» TASK BRIEF
Show every row below that contains the word "figure", copying each one in full.

» SUPPLIED ENTRIES

┌──

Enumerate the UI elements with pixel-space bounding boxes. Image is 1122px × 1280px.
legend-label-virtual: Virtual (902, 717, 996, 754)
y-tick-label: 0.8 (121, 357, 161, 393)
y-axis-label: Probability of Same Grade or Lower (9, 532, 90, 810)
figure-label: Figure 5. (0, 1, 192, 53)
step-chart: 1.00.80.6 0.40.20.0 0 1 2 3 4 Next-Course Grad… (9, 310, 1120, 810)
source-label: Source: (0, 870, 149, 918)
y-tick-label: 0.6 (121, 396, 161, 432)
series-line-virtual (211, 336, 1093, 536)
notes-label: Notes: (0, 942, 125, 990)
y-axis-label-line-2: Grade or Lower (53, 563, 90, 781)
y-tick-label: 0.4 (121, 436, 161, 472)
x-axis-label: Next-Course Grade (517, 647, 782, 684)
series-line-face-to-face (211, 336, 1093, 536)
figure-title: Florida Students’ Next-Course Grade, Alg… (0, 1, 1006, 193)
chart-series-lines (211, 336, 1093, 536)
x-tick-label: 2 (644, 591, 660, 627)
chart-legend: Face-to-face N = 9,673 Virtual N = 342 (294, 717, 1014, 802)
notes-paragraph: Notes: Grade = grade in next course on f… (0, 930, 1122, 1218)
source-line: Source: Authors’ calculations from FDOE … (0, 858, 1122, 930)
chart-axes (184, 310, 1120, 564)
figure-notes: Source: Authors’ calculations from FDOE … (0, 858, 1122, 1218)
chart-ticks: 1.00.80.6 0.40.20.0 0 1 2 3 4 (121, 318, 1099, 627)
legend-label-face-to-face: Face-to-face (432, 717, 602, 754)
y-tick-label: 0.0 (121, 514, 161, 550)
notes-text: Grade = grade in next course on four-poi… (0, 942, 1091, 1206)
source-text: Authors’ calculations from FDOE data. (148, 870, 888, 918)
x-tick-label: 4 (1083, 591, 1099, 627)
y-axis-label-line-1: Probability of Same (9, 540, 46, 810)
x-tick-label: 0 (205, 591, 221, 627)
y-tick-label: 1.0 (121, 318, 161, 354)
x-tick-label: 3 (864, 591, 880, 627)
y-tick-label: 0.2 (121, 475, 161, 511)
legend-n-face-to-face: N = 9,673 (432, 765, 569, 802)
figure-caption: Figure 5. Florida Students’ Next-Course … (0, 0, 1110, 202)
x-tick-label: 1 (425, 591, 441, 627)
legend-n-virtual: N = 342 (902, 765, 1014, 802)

└──

» SOLVED PROBLEM
figure-label: Figure 5. (0, 1, 192, 53)
figure-title: Florida Students’ Next-Course Grade, Alg… (0, 1, 1006, 193)
figure-notes: Source: Authors’ calculations from FDOE … (0, 858, 1122, 1218)
figure-caption: Figure 5. Florida Students’ Next-Course … (0, 0, 1110, 202)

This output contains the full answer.